## Instructions for the task
From the records below, pull each line that has "futura".

[Data records]
-- -- --

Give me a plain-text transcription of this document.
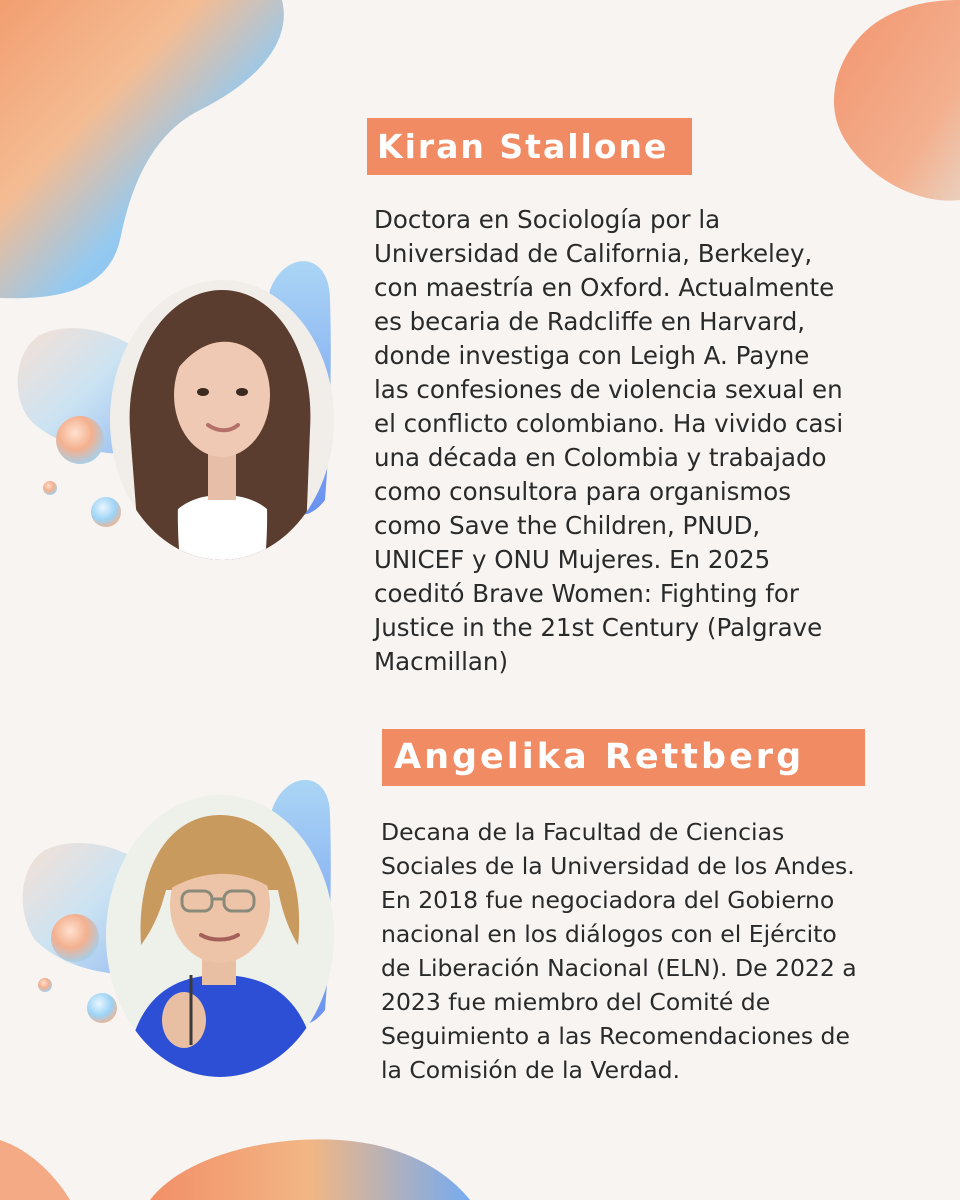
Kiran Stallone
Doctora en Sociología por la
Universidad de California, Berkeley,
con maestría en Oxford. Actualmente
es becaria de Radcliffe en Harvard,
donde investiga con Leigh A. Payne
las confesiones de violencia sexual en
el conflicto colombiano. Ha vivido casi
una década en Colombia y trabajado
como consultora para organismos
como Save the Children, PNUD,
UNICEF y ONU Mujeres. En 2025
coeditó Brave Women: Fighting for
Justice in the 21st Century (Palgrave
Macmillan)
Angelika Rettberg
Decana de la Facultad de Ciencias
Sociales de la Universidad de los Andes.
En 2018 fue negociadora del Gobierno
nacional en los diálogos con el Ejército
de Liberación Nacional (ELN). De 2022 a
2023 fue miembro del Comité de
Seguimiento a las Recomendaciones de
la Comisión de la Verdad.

-- -- --

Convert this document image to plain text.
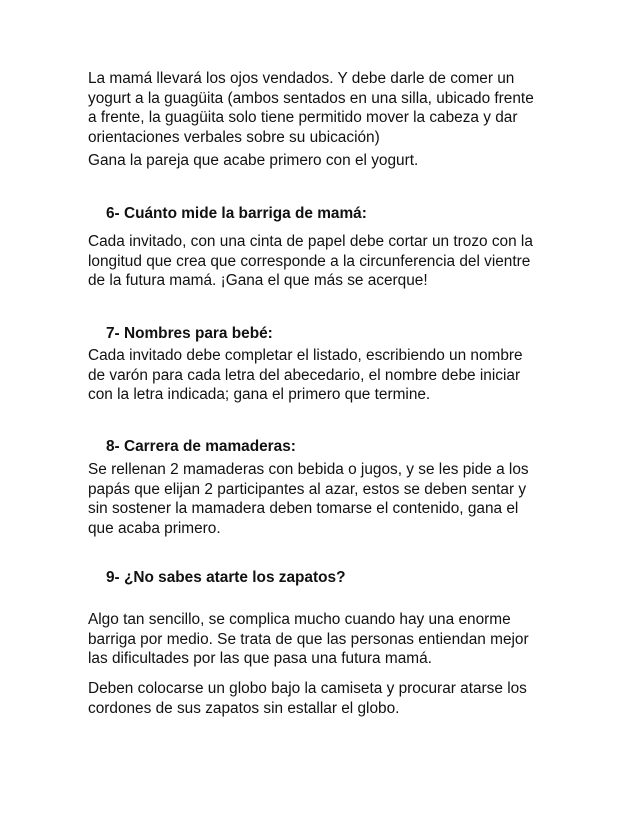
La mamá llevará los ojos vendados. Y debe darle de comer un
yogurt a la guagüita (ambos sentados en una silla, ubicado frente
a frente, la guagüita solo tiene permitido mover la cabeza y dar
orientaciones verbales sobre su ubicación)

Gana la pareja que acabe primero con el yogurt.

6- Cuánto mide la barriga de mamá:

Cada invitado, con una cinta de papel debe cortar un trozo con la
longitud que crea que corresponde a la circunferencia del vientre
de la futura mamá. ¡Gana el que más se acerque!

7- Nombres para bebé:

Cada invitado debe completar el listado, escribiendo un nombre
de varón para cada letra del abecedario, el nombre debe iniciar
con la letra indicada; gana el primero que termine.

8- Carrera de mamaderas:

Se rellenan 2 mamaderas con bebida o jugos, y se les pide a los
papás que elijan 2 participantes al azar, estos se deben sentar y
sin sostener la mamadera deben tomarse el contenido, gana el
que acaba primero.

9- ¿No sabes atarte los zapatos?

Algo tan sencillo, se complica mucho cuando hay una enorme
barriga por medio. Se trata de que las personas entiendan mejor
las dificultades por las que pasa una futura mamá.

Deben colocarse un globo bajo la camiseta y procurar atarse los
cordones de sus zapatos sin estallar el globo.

-- -- --

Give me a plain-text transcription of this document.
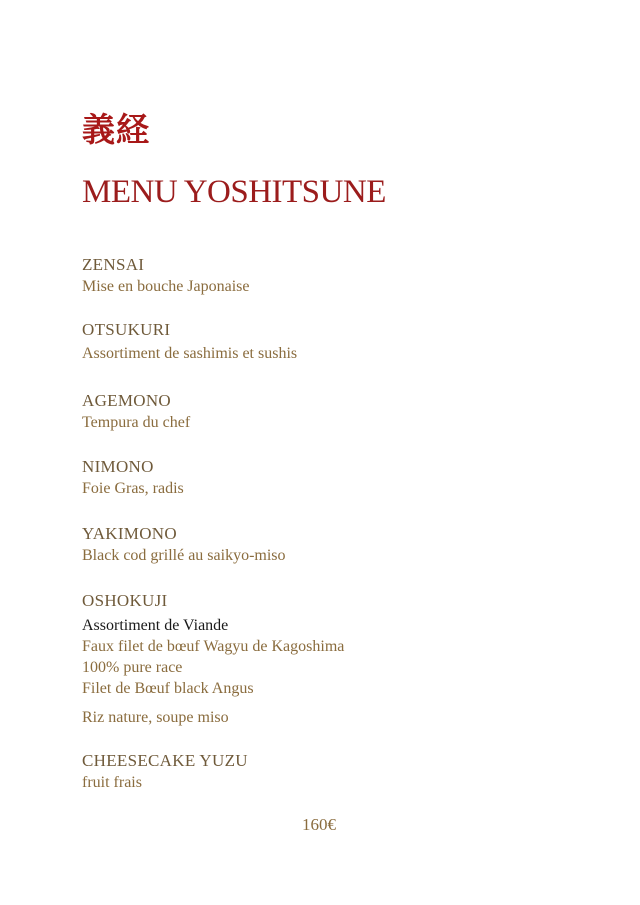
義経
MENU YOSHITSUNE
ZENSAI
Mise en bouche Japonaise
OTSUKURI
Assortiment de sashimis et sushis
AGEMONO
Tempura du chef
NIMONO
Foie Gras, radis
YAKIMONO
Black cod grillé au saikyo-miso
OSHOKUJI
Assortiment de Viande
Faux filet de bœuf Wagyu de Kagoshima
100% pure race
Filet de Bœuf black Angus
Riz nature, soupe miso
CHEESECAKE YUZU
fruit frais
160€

-- -- --

## Complete answer
de la futura mamá. ¡Gana el que más se acerque!
las dificultades por las que pasa una futura mamá.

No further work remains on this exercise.